▸ **Text passage**
--

SIEM Rule Creation and Testing
- Jean-Christophe Miler
- Soc , Cybersecurity
- February 12, 2026
Table of Contents
Overview
Develop and test SIEM detection rules to enhance SOC monitoring capabilities and improve threat detection across multiple attack vectors.
Learning Objectives
- Master SIEM rule development concepts
- Create effective detection rules for common attack patterns
- Test and validate rule accuracy
- Optimize rules for performance and minimal false positives
- Document rule logic and tuning procedures
Project Structure
siem-rule-creation/
├── siem-platforms/
│ ├── splunk/
│ ├── elk-stack/
│ ├── microsoft-sentinel/
│ └── graylog/
├── detection-rules/
│ ├── authentication/
│ ├── malware/
│ ├── lateral-movement/
│ ├── data-exfiltration/
│ └── privilege-escalation/
├── test-data/
│ ├── benign-traffic/
│ ├── attack-simulations/
│ └── red-team-exercises/
├── scripts/
│ ├── rule-validator.py
│ ├── test-case-generator.py
│ └── performance-analyzer.py
├── documentation/
│ ├── rule-development-guide.md
│ ├── tuning-procedures.md
│ └── testing-framework.md
├── reports/
│ └── rule-evaluation-template.md
└── README.md
SIEM Platform Support
Splunk (SPL)

--

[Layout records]
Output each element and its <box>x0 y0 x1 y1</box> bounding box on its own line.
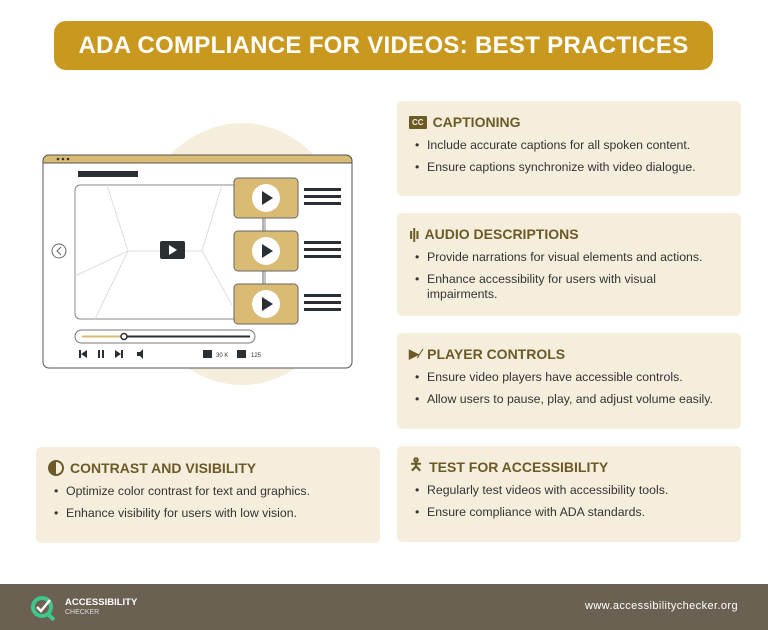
heading: test: TEST FOR ACCESSIBILITY <box>429 459 608 475</box>
text: audio bullets: Provide narrations for visual elements and actions. <box>427 250 702 264</box>
text: test bullets: Ensure compliance with ADA standards. <box>427 505 645 519</box>
panel: captioning <box>397 101 741 196</box>
illustration: video player: 30 K <box>216 353 228 359</box>
text: audio bullets <box>416 250 702 301</box>
heading: player controls: PLAYER CONTROLS <box>427 346 565 362</box>
panel: player controls <box>397 333 741 429</box>
logo <box>31 596 138 621</box>
heading: audio descriptions: AUDIO DESCRIPTIONS <box>425 226 579 242</box>
text: contrast bullets: Optimize color contrast for text and graphics. <box>66 484 310 498</box>
heading: audio descriptions: ı|ı <box>409 226 419 242</box>
text: captioning bullets <box>416 138 696 174</box>
heading: captioning: CC <box>412 118 424 126</box>
url: www.accessibilitychecker.org <box>585 600 738 612</box>
logo: CHECKER <box>65 609 99 616</box>
title <box>54 21 713 70</box>
illustration: video player: 125 <box>251 353 262 359</box>
text: captioning bullets: Include accurate captions for all spoken content. <box>427 138 690 152</box>
illustration: video player <box>42 123 352 385</box>
text: audio bullets: Enhance accessibility for users with visual impairments. <box>427 272 656 301</box>
title: ADA COMPLIANCE FOR VIDEOS: BEST PRACTICES <box>78 32 689 59</box>
text: contrast bullets: Enhance visibility for users with low vision. <box>66 506 297 520</box>
text: player bullets: Allow users to pause, play, and adjust volume easily. <box>427 392 713 406</box>
text: captioning bullets: Ensure captions synchronize with video dialogue. <box>427 160 696 174</box>
footer <box>0 584 768 630</box>
panel: contrast and visibility <box>36 447 380 543</box>
text: player bullets: Ensure video players have accessible controls. <box>427 370 683 384</box>
heading: contrast: CONTRAST AND VISIBILITY <box>70 460 256 476</box>
panel: audio descriptions <box>397 213 741 316</box>
heading: captioning: CAPTIONING <box>433 114 520 130</box>
text: test bullets <box>416 483 668 519</box>
heading: test: 🯅 <box>409 456 423 474</box>
text: test bullets: Regularly test videos with accessibility tools. <box>427 483 668 497</box>
heading: player controls: ▶⁄ <box>409 346 421 361</box>
panel: test for accessibility <box>397 446 741 542</box>
logo: ACCESSIBILITY <box>65 597 137 608</box>
text: contrast bullets <box>54 484 310 520</box>
text: player bullets <box>416 370 713 406</box>
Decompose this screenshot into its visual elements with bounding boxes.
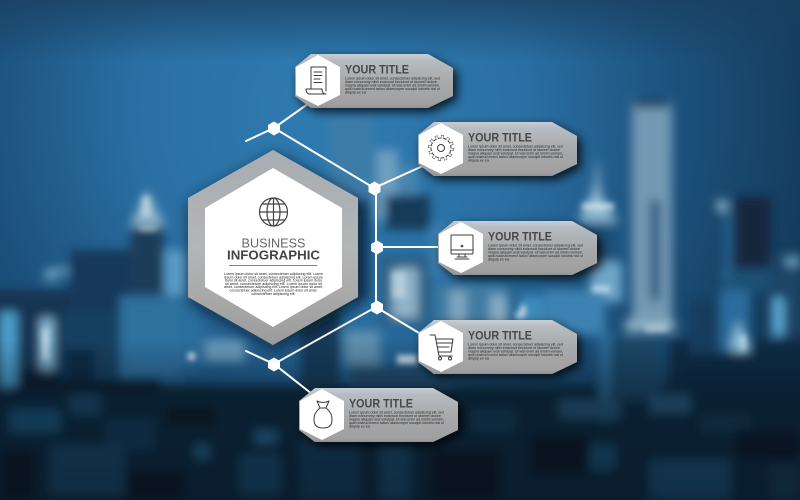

--

▸ **Written exercise A**
Do these statements agree with the SIEM rule page? For each, answer yes or no and quote the words from the page that decide it.
(i) The siem-platforms folder includes a folder for Graylog.
(ii) The scripts folder holds a file named rule-tester.py.
(iii) One learning objective is optimizing rules for minimal false positives.
▸ **Written exercise B**
Which three subfolders does the SIEM rule page list under test-data?
▸ **Written exercise C**
Can you extend the SIEM rule page past its final line, "Splunk (SPL)", writing the section that comes after it?
The data has no connection to the SIEM rule page.

▸ **Final answer A**
(i) Yes: "graylog/"
(ii) No: "rule-validator.py"
(iii) Yes: "Optimize rules for performance and minimal false positives"

▸ **Final answer B**
benign-traffic, attack-simulations and red-team-exercises.

▸ **Final answer C**
- Query syntax development
- Lookup tables integration
- Correlation searches
- Risk scoring framework
Elastic (EQL/DSL)
- Event query language
- Aggregation pipelines
- Timeline analysis
- Machine learning integration
Microsoft Sentinel (KQL)
- Kusto query language
- Fusion detection rules
- Watchlist integration
- Custom analytics rules
Graylog
- Processing pipeline rules
- Aggregation queries
- Alerting configurations
- Stream management
Detection Rule Categories
1. Authentication-Based Detections
- Brute force attacks
- Impossible travel time
- Unusual authentication patterns
- Credential dumping
2. Malware Detection Rules
- Suspicious process execution
- File modifications
- Registry changes
- Network beaconing
3. Lateral Movement Detection
- SMB/RPC exploitation
- Remote service creation
- Pass-the-hash attacks
- WMI abuse
4. Data Exfiltration
- Large file transfers
- Unusual access patterns
- Cloud storage usage
- Email data loss
Sample Detection Rules
Splunk Rule: Brute Force Attack Detection
index=wineventlog sourcetype="WinEventLog:Security" EventCode=4625
| bucket _time span=5m
| stats count by _time, Account_Name, Workstation_Name, IpAddress
| where count > 10
| eval risk_score=case(count > 50, "High", count > 25, "Medium", count > 10, "Low")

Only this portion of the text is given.